:: Data listing ::
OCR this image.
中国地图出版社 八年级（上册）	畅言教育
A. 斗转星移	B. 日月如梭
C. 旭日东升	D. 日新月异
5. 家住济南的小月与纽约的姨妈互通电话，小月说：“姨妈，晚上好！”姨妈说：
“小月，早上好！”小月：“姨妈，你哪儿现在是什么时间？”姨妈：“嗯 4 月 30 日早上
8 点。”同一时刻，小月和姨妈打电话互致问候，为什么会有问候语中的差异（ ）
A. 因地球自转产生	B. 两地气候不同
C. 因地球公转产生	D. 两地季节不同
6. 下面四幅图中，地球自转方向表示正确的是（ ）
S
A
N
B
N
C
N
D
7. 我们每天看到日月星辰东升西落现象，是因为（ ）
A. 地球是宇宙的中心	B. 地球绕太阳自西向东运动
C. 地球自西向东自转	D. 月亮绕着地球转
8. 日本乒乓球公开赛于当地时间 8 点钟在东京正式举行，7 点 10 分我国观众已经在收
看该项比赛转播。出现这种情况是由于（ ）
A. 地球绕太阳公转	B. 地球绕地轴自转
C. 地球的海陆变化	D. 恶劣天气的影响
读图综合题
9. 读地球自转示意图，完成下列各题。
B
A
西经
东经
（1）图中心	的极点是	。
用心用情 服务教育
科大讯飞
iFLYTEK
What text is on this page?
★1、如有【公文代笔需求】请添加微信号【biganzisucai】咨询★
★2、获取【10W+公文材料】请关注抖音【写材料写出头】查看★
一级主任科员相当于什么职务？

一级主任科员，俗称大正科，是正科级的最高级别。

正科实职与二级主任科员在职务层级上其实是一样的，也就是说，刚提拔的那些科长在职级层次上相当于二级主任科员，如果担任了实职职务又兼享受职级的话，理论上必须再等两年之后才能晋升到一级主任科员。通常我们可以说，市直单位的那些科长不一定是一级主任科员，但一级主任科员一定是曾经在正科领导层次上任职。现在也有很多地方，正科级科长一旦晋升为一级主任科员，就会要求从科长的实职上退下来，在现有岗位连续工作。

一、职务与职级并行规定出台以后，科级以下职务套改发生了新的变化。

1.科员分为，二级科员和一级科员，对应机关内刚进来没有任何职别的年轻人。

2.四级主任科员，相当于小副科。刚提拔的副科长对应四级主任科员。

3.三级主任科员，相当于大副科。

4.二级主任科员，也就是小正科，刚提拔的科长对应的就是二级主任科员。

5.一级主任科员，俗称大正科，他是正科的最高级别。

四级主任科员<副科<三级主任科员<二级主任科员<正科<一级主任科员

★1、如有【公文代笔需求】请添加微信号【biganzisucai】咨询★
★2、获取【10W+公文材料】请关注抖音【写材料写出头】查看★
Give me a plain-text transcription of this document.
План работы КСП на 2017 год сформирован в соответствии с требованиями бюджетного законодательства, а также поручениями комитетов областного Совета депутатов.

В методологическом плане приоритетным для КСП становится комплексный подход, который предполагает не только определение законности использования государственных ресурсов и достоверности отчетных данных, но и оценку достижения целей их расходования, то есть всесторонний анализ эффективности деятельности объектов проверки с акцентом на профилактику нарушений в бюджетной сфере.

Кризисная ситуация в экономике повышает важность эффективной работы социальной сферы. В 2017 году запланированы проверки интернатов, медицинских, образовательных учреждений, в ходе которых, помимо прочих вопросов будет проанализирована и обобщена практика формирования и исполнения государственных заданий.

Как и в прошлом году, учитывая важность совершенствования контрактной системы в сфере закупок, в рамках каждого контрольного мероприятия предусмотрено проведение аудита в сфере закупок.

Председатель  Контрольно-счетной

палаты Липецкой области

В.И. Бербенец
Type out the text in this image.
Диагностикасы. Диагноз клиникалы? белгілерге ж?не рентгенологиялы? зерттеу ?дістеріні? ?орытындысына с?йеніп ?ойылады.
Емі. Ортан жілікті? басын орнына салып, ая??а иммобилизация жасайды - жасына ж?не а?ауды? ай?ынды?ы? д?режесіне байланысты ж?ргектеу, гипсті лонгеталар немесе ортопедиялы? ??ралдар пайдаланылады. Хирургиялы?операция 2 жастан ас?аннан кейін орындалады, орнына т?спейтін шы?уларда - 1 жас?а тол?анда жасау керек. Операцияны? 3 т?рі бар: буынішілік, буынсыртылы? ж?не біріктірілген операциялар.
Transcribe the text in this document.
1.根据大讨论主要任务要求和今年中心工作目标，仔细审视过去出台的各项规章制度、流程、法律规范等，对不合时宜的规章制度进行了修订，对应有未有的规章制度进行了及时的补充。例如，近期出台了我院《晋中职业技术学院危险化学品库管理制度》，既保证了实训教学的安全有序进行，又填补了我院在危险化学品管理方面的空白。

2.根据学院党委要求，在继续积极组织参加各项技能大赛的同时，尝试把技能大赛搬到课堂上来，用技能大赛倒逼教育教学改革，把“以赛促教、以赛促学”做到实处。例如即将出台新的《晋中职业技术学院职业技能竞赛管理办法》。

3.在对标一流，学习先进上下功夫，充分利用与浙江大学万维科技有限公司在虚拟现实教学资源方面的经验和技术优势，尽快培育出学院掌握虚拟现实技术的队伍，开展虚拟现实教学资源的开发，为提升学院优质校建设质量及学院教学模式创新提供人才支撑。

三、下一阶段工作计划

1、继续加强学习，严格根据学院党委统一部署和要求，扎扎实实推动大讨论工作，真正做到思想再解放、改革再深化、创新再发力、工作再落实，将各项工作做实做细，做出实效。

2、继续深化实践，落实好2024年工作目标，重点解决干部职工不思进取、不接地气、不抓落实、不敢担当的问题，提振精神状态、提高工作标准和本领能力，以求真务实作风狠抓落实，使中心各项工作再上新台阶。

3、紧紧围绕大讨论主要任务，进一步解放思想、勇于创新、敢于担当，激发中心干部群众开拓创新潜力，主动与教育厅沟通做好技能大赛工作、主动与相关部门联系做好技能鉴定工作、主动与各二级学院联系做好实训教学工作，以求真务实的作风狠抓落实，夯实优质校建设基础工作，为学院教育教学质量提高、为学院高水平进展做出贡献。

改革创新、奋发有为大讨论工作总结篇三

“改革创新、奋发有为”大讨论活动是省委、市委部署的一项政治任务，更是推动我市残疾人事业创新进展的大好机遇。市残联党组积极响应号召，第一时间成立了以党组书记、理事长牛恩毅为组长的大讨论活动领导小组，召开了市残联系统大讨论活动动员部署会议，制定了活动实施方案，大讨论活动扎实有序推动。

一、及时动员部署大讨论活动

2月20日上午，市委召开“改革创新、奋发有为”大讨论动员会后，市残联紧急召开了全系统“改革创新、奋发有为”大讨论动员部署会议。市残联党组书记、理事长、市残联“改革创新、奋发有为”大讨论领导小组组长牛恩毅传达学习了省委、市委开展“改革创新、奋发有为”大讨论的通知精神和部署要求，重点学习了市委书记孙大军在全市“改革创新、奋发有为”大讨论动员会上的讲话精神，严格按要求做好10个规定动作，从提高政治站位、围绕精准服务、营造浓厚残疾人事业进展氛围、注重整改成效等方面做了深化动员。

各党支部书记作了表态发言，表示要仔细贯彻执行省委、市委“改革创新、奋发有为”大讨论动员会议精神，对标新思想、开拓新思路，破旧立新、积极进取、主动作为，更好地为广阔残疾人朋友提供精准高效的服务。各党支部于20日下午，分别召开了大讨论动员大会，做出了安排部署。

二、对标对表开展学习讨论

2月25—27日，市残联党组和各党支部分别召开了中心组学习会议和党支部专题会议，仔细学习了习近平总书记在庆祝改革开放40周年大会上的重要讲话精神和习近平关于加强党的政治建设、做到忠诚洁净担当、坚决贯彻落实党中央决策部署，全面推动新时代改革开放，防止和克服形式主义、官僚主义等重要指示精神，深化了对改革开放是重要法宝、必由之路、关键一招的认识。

:: The exercise ::
Write out the whole listing exactly.

:: Output for this exercise ::
OCR this image.
中国地图出版社 八年级（上册）	畅言教育
A. 斗转星移	B. 日月如梭
C. 旭日东升	D. 日新月异
5. 家住济南的小月与纽约的姨妈互通电话，小月说：“姨妈，晚上好！”姨妈说：
“小月，早上好！”小月：“姨妈，你哪儿现在是什么时间？”姨妈：“嗯 4 月 30 日早上
8 点。”同一时刻，小月和姨妈打电话互致问候，为什么会有问候语中的差异（ ）
A. 因地球自转产生	B. 两地气候不同
C. 因地球公转产生	D. 两地季节不同
6. 下面四幅图中，地球自转方向表示正确的是（ ）
S
A
N
B
N
C
N
D
7. 我们每天看到日月星辰东升西落现象，是因为（ ）
A. 地球是宇宙的中心	B. 地球绕太阳自西向东运动
C. 地球自西向东自转	D. 月亮绕着地球转
8. 日本乒乓球公开赛于当地时间 8 点钟在东京正式举行，7 点 10 分我国观众已经在收
看该项比赛转播。出现这种情况是由于（ ）
A. 地球绕太阳公转	B. 地球绕地轴自转
C. 地球的海陆变化	D. 恶劣天气的影响
读图综合题
9. 读地球自转示意图，完成下列各题。
B
A
西经
东经
（1）图中心	的极点是	。
用心用情 服务教育
科大讯飞
iFLYTEK
What text is on this page?
★1、如有【公文代笔需求】请添加微信号【biganzisucai】咨询★
★2、获取【10W+公文材料】请关注抖音【写材料写出头】查看★
一级主任科员相当于什么职务？

一级主任科员，俗称大正科，是正科级的最高级别。

正科实职与二级主任科员在职务层级上其实是一样的，也就是说，刚提拔的那些科长在职级层次上相当于二级主任科员，如果担任了实职职务又兼享受职级的话，理论上必须再等两年之后才能晋升到一级主任科员。通常我们可以说，市直单位的那些科长不一定是一级主任科员，但一级主任科员一定是曾经在正科领导层次上任职。现在也有很多地方，正科级科长一旦晋升为一级主任科员，就会要求从科长的实职上退下来，在现有岗位连续工作。

一、职务与职级并行规定出台以后，科级以下职务套改发生了新的变化。

1.科员分为，二级科员和一级科员，对应机关内刚进来没有任何职别的年轻人。

2.四级主任科员，相当于小副科。刚提拔的副科长对应四级主任科员。

3.三级主任科员，相当于大副科。

4.二级主任科员，也就是小正科，刚提拔的科长对应的就是二级主任科员。

5.一级主任科员，俗称大正科，他是正科的最高级别。

四级主任科员<副科<三级主任科员<二级主任科员<正科<一级主任科员

★1、如有【公文代笔需求】请添加微信号【biganzisucai】咨询★
★2、获取【10W+公文材料】请关注抖音【写材料写出头】查看★
Give me a plain-text transcription of this document.
План работы КСП на 2017 год сформирован в соответствии с требованиями бюджетного законодательства, а также поручениями комитетов областного Совета депутатов.

В методологическом плане приоритетным для КСП становится комплексный подход, который предполагает не только определение законности использования государственных ресурсов и достоверности отчетных данных, но и оценку достижения целей их расходования, то есть всесторонний анализ эффективности деятельности объектов проверки с акцентом на профилактику нарушений в бюджетной сфере.

Кризисная ситуация в экономике повышает важность эффективной работы социальной сферы. В 2017 году запланированы проверки интернатов, медицинских, образовательных учреждений, в ходе которых, помимо прочих вопросов будет проанализирована и обобщена практика формирования и исполнения государственных заданий.

Как и в прошлом году, учитывая важность совершенствования контрактной системы в сфере закупок, в рамках каждого контрольного мероприятия предусмотрено проведение аудита в сфере закупок.

Председатель  Контрольно-счетной

палаты Липецкой области

В.И. Бербенец
Type out the text in this image.
Диагностикасы. Диагноз клиникалы? белгілерге ж?не рентгенологиялы? зерттеу ?дістеріні? ?орытындысына с?йеніп ?ойылады.
Емі. Ортан жілікті? басын орнына салып, ая??а иммобилизация жасайды - жасына ж?не а?ауды? ай?ынды?ы? д?режесіне байланысты ж?ргектеу, гипсті лонгеталар немесе ортопедиялы? ??ралдар пайдаланылады. Хирургиялы?операция 2 жастан ас?аннан кейін орындалады, орнына т?спейтін шы?уларда - 1 жас?а тол?анда жасау керек. Операцияны? 3 т?рі бар: буынішілік, буынсыртылы? ж?не біріктірілген операциялар.
Transcribe the text in this document.
1.根据大讨论主要任务要求和今年中心工作目标，仔细审视过去出台的各项规章制度、流程、法律规范等，对不合时宜的规章制度进行了修订，对应有未有的规章制度进行了及时的补充。例如，近期出台了我院《晋中职业技术学院危险化学品库管理制度》，既保证了实训教学的安全有序进行，又填补了我院在危险化学品管理方面的空白。

2.根据学院党委要求，在继续积极组织参加各项技能大赛的同时，尝试把技能大赛搬到课堂上来，用技能大赛倒逼教育教学改革，把“以赛促教、以赛促学”做到实处。例如即将出台新的《晋中职业技术学院职业技能竞赛管理办法》。

3.在对标一流，学习先进上下功夫，充分利用与浙江大学万维科技有限公司在虚拟现实教学资源方面的经验和技术优势，尽快培育出学院掌握虚拟现实技术的队伍，开展虚拟现实教学资源的开发，为提升学院优质校建设质量及学院教学模式创新提供人才支撑。

三、下一阶段工作计划

1、继续加强学习，严格根据学院党委统一部署和要求，扎扎实实推动大讨论工作，真正做到思想再解放、改革再深化、创新再发力、工作再落实，将各项工作做实做细，做出实效。

2、继续深化实践，落实好2024年工作目标，重点解决干部职工不思进取、不接地气、不抓落实、不敢担当的问题，提振精神状态、提高工作标准和本领能力，以求真务实作风狠抓落实，使中心各项工作再上新台阶。

3、紧紧围绕大讨论主要任务，进一步解放思想、勇于创新、敢于担当，激发中心干部群众开拓创新潜力，主动与教育厅沟通做好技能大赛工作、主动与相关部门联系做好技能鉴定工作、主动与各二级学院联系做好实训教学工作，以求真务实的作风狠抓落实，夯实优质校建设基础工作，为学院教育教学质量提高、为学院高水平进展做出贡献。

改革创新、奋发有为大讨论工作总结篇三

“改革创新、奋发有为”大讨论活动是省委、市委部署的一项政治任务，更是推动我市残疾人事业创新进展的大好机遇。市残联党组积极响应号召，第一时间成立了以党组书记、理事长牛恩毅为组长的大讨论活动领导小组，召开了市残联系统大讨论活动动员部署会议，制定了活动实施方案，大讨论活动扎实有序推动。

一、及时动员部署大讨论活动

2月20日上午，市委召开“改革创新、奋发有为”大讨论动员会后，市残联紧急召开了全系统“改革创新、奋发有为”大讨论动员部署会议。市残联党组书记、理事长、市残联“改革创新、奋发有为”大讨论领导小组组长牛恩毅传达学习了省委、市委开展“改革创新、奋发有为”大讨论的通知精神和部署要求，重点学习了市委书记孙大军在全市“改革创新、奋发有为”大讨论动员会上的讲话精神，严格按要求做好10个规定动作，从提高政治站位、围绕精准服务、营造浓厚残疾人事业进展氛围、注重整改成效等方面做了深化动员。

各党支部书记作了表态发言，表示要仔细贯彻执行省委、市委“改革创新、奋发有为”大讨论动员会议精神，对标新思想、开拓新思路，破旧立新、积极进取、主动作为，更好地为广阔残疾人朋友提供精准高效的服务。各党支部于20日下午，分别召开了大讨论动员大会，做出了安排部署。

二、对标对表开展学习讨论

2月25—27日，市残联党组和各党支部分别召开了中心组学习会议和党支部专题会议，仔细学习了习近平总书记在庆祝改革开放40周年大会上的重要讲话精神和习近平关于加强党的政治建设、做到忠诚洁净担当、坚决贯彻落实党中央决策部署，全面推动新时代改革开放，防止和克服形式主义、官僚主义等重要指示精神，深化了对改革开放是重要法宝、必由之路、关键一招的认识。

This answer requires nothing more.